* Entries with figure data

════════════════

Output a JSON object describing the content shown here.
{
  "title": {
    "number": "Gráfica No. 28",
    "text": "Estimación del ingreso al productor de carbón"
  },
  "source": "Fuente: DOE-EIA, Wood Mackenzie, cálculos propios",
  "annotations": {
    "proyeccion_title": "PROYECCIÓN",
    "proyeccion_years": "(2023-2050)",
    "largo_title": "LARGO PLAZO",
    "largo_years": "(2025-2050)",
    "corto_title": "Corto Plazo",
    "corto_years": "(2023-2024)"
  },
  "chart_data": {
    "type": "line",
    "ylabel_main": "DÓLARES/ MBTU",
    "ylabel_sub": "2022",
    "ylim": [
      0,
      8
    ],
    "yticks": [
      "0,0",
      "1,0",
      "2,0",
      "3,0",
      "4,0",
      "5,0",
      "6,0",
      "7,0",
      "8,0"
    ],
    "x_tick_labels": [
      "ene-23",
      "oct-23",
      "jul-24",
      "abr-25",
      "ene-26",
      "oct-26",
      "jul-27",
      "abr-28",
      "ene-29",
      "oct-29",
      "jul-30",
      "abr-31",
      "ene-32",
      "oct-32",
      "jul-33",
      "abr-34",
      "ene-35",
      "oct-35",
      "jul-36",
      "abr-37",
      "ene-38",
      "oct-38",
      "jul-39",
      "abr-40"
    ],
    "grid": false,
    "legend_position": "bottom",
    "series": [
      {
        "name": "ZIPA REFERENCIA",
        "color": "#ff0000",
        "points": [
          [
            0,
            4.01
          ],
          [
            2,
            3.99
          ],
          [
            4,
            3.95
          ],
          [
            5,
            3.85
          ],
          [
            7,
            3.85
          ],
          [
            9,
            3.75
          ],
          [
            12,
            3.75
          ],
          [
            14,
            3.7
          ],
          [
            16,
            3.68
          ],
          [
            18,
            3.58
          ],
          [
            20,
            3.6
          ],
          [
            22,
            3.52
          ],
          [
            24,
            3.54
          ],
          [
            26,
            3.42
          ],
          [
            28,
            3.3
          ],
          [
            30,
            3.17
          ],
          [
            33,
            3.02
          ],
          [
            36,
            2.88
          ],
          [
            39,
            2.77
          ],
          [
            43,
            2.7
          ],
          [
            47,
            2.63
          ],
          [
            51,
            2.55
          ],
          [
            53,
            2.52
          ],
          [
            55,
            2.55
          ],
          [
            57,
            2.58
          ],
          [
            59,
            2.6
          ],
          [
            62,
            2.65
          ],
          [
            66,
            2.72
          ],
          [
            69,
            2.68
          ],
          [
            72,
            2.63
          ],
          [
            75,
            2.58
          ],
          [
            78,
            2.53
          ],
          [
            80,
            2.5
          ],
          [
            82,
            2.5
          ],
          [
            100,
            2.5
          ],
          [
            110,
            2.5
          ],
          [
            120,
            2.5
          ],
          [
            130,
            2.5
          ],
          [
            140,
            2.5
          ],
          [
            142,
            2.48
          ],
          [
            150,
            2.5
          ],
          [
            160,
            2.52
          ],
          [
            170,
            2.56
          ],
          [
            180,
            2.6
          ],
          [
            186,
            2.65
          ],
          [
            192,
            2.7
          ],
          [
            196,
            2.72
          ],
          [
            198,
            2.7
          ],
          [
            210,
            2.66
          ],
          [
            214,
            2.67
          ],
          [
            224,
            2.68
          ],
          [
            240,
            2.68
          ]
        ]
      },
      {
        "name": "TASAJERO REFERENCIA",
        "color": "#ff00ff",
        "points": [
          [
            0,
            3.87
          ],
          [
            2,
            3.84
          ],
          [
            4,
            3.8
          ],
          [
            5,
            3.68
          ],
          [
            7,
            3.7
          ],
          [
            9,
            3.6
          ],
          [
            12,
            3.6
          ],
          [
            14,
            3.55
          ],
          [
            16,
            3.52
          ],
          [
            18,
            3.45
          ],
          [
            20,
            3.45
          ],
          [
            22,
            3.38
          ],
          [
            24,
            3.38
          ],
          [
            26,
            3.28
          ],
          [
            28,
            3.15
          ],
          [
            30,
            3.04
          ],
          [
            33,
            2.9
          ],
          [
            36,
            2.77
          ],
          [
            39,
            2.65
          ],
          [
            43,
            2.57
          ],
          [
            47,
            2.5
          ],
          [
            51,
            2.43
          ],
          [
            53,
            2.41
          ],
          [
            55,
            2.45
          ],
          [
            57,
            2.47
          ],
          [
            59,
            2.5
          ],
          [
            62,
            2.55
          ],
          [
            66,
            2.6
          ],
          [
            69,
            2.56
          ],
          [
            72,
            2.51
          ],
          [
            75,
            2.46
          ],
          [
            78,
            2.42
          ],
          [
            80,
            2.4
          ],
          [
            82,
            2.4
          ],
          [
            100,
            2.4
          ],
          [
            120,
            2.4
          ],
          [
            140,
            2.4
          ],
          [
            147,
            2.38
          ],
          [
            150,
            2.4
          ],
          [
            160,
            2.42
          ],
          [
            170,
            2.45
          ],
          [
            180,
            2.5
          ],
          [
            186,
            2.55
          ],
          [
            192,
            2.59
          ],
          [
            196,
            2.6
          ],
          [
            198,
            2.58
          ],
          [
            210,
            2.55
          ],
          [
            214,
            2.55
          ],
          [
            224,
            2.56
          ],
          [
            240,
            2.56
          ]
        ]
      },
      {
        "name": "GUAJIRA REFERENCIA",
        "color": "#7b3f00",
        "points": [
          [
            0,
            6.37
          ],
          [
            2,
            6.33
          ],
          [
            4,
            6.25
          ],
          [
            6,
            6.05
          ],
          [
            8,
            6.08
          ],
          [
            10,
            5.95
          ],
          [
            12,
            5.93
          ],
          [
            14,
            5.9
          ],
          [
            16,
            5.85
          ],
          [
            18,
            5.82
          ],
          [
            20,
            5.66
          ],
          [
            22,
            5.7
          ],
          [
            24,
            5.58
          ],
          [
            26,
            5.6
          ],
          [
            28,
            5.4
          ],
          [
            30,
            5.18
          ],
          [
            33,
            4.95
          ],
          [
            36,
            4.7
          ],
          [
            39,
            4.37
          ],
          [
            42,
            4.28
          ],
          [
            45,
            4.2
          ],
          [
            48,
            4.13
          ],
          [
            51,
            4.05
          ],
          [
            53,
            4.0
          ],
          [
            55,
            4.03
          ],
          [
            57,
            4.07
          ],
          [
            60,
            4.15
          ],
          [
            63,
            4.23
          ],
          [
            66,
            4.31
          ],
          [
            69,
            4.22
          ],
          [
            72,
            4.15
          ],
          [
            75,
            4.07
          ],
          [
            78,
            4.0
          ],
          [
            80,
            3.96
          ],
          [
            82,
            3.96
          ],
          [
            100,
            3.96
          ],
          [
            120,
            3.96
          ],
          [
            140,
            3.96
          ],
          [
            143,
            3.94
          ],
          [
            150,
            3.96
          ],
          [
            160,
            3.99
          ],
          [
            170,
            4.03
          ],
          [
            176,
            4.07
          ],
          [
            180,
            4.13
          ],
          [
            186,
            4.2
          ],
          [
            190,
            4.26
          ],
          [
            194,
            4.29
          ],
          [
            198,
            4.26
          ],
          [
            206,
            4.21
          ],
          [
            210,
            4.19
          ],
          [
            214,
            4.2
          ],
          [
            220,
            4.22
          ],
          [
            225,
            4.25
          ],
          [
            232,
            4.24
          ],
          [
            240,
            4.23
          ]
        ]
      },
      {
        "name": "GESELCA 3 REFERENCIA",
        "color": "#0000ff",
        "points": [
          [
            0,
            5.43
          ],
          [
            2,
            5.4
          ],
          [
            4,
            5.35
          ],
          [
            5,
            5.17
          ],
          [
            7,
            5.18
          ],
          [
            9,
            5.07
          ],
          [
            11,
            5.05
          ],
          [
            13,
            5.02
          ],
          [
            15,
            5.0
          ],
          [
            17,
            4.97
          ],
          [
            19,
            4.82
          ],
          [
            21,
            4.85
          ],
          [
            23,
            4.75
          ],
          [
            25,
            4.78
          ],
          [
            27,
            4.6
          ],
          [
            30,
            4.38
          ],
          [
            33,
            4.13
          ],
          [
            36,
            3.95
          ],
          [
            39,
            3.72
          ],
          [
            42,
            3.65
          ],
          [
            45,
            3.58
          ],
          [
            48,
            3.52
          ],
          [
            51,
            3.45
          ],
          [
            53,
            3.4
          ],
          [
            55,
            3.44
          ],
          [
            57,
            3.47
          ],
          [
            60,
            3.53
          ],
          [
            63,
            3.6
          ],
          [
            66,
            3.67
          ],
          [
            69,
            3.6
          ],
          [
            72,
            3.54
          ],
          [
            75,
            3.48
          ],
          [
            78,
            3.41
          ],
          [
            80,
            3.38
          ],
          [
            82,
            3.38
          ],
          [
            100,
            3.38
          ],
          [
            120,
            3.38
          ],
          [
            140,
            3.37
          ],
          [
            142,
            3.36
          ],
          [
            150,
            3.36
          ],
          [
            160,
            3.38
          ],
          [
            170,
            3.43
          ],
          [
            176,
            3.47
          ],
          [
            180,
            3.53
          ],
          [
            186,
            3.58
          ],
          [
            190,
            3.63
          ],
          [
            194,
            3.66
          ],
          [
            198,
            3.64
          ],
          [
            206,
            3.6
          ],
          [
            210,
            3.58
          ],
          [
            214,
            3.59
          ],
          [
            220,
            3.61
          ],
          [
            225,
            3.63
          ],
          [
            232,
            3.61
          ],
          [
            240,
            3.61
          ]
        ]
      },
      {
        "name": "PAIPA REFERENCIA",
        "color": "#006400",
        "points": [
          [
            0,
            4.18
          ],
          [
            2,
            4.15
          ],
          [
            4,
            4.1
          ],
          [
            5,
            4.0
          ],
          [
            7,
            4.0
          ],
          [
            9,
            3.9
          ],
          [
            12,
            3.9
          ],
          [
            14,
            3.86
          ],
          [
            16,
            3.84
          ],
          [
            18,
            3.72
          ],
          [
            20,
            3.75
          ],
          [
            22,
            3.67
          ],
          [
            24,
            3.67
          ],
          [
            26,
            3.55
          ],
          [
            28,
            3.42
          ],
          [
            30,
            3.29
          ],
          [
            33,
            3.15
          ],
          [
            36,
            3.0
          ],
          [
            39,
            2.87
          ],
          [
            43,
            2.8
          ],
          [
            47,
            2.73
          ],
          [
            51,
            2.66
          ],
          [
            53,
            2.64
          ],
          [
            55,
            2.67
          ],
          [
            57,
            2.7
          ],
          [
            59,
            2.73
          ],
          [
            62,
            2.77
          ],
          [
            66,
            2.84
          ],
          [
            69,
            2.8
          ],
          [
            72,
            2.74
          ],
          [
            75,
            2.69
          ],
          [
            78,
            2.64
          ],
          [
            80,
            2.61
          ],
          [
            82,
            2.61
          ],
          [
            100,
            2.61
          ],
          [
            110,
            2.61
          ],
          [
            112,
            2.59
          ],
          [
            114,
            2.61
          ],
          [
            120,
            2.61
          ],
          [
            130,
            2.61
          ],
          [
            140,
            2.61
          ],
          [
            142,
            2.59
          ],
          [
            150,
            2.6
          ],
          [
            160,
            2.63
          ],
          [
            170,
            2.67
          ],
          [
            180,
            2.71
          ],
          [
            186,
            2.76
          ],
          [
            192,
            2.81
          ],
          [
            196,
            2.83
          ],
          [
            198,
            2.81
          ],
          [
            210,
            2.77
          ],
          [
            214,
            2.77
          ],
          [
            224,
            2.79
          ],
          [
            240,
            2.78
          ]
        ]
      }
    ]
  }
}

════════════════

* Problem statement
Copy each line of the records that contains the word "name".

* Solution for this exercise
        "name": "ZIPA REFERENCIA",
        "name": "TASAJERO REFERENCIA",
        "name": "GUAJIRA REFERENCIA",
        "name": "GESELCA 3 REFERENCIA",
        "name": "PAIPA REFERENCIA",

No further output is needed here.